Each line that follows is to be retyped exactly.

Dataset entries
* * * * * * *
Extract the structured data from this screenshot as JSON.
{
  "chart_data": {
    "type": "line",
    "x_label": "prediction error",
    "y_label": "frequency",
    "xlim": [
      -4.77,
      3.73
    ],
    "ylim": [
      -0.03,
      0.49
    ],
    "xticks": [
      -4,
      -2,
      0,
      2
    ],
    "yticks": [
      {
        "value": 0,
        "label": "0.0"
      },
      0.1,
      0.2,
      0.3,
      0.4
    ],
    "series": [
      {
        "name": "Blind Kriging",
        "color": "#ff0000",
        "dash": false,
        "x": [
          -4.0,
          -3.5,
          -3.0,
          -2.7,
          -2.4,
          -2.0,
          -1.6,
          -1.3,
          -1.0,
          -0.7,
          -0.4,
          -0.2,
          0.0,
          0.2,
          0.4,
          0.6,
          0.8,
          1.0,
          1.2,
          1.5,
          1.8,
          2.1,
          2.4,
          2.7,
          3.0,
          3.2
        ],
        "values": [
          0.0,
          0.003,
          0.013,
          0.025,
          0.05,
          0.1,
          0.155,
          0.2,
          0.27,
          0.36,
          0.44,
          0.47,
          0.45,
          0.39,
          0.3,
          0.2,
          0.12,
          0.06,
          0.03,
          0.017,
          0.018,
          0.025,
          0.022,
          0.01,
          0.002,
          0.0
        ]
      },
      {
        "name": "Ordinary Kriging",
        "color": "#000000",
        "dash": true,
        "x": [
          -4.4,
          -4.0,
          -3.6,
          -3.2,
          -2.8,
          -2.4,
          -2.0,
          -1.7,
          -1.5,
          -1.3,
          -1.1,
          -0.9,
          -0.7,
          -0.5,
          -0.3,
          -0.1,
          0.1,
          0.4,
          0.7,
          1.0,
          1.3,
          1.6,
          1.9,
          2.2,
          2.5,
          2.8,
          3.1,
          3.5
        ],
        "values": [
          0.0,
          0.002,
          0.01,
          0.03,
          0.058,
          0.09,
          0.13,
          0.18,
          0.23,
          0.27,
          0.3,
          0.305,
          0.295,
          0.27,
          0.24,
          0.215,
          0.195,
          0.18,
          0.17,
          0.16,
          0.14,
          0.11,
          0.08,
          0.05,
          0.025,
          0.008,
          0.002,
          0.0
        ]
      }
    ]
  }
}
* * * * * * *
→ Solution to this task
Extract the structured data from this screenshot as JSON.
{
  "chart_data": {
    "type": "line",
    "x_label": "prediction error",
    "y_label": "frequency",
    "xlim": [
      -4.77,
      3.73
    ],
    "ylim": [
      -0.03,
      0.49
    ],
    "xticks": [
      -4,
      -2,
      0,
      2
    ],
    "yticks": [
      {
        "value": 0,
        "label": "0.0"
      },
      0.1,
      0.2,
      0.3,
      0.4
    ],
    "series": [
      {
        "name": "Blind Kriging",
        "color": "#ff0000",
        "dash": false,
        "x": [
          -4.0,
          -3.5,
          -3.0,
          -2.7,
          -2.4,
          -2.0,
          -1.6,
          -1.3,
          -1.0,
          -0.7,
          -0.4,
          -0.2,
          0.0,
          0.2,
          0.4,
          0.6,
          0.8,
          1.0,
          1.2,
          1.5,
          1.8,
          2.1,
          2.4,
          2.7,
          3.0,
          3.2
        ],
        "values": [
          0.0,
          0.003,
          0.013,
          0.025,
          0.05,
          0.1,
          0.155,
          0.2,
          0.27,
          0.36,
          0.44,
          0.47,
          0.45,
          0.39,
          0.3,
          0.2,
          0.12,
          0.06,
          0.03,
          0.017,
          0.018,
          0.025,
          0.022,
          0.01,
          0.002,
          0.0
        ]
      },
      {
        "name": "Ordinary Kriging",
        "color": "#000000",
        "dash": true,
        "x": [
          -4.4,
          -4.0,
          -3.6,
          -3.2,
          -2.8,
          -2.4,
          -2.0,
          -1.7,
          -1.5,
          -1.3,
          -1.1,
          -0.9,
          -0.7,
          -0.5,
          -0.3,
          -0.1,
          0.1,
          0.4,
          0.7,
          1.0,
          1.3,
          1.6,
          1.9,
          2.2,
          2.5,
          2.8,
          3.1,
          3.5
        ],
        "values": [
          0.0,
          0.002,
          0.01,
          0.03,
          0.058,
          0.09,
          0.13,
          0.18,
          0.23,
          0.27,
          0.3,
          0.305,
          0.295,
          0.27,
          0.24,
          0.215,
          0.195,
          0.18,
          0.17,
          0.16,
          0.14,
          0.11,
          0.08,
          0.05,
          0.025,
          0.008,
          0.002,
          0.0
        ]
      }
    ]
  }
}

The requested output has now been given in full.